YOUR TASK:
The records that follow are to be repeated without alteration.

--- Begin EXERCISE INPUT ---

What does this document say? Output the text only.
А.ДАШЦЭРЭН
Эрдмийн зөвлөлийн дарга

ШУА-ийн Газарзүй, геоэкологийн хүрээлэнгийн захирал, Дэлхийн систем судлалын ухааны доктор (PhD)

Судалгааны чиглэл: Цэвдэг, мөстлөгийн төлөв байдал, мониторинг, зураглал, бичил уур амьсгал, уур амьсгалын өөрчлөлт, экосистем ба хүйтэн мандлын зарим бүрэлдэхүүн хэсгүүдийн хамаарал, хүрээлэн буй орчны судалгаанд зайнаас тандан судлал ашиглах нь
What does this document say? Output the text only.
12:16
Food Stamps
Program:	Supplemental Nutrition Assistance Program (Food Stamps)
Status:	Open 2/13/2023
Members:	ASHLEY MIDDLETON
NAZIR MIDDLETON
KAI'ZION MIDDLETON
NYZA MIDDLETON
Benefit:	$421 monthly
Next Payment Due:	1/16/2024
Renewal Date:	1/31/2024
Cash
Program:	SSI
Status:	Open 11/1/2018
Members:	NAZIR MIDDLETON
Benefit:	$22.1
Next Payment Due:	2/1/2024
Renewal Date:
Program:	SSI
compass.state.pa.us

--- End EXERCISE INPUT ---

TASK RESPONSE:
What does this document say? Output the text only.
А.ДАШЦЭРЭН
Эрдмийн зөвлөлийн дарга

ШУА-ийн Газарзүй, геоэкологийн хүрээлэнгийн захирал, Дэлхийн систем судлалын ухааны доктор (PhD)

Судалгааны чиглэл: Цэвдэг, мөстлөгийн төлөв байдал, мониторинг, зураглал, бичил уур амьсгал, уур амьсгалын өөрчлөлт, экосистем ба хүйтэн мандлын зарим бүрэлдэхүүн хэсгүүдийн хамаарал, хүрээлэн буй орчны судалгаанд зайнаас тандан судлал ашиглах нь
What does this document say? Output the text only.
12:16
Food Stamps
Program:	Supplemental Nutrition Assistance Program (Food Stamps)
Status:	Open 2/13/2023
Members:	ASHLEY MIDDLETON
NAZIR MIDDLETON
KAI'ZION MIDDLETON
NYZA MIDDLETON
Benefit:	$421 monthly
Next Payment Due:	1/16/2024
Renewal Date:	1/31/2024
Cash
Program:	SSI
Status:	Open 11/1/2018
Members:	NAZIR MIDDLETON
Benefit:	$22.1
Next Payment Due:	2/1/2024
Renewal Date:
Program:	SSI
compass.state.pa.us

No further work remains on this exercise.